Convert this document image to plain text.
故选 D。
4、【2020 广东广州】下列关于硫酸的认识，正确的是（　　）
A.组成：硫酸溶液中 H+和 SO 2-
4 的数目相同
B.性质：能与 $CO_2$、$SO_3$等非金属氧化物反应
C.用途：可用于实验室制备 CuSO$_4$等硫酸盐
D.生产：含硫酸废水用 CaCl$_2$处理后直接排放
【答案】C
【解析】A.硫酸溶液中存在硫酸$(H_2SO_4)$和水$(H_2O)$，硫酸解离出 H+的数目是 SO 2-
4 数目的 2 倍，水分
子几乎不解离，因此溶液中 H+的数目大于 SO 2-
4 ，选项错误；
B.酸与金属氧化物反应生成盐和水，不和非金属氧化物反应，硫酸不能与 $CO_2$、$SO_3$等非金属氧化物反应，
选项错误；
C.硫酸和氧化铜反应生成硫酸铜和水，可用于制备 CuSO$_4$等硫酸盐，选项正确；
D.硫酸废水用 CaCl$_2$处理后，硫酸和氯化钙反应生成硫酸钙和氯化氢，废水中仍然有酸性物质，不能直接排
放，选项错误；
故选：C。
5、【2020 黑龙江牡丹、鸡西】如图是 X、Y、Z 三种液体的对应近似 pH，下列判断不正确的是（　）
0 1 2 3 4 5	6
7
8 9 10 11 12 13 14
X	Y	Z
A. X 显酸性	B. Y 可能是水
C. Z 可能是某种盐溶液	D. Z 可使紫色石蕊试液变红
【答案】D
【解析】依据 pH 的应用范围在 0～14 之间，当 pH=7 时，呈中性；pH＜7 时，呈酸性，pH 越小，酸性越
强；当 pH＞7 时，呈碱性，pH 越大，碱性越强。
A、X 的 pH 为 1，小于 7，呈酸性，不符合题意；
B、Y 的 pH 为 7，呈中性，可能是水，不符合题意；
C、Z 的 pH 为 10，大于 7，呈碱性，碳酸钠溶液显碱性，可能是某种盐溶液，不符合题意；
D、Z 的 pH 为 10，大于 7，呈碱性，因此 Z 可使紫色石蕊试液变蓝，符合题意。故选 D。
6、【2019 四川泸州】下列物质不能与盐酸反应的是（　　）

→ **Job**
Scan the lines above for "CaCl", then copy every one that has it.

→ **Task response**
D.生产：含硫酸废水用 CaCl$_2$处理后直接排放
D.硫酸废水用 CaCl$_2$处理后，硫酸和氯化钙反应生成硫酸钙和氯化氢，废水中仍然有酸性物质，不能直接排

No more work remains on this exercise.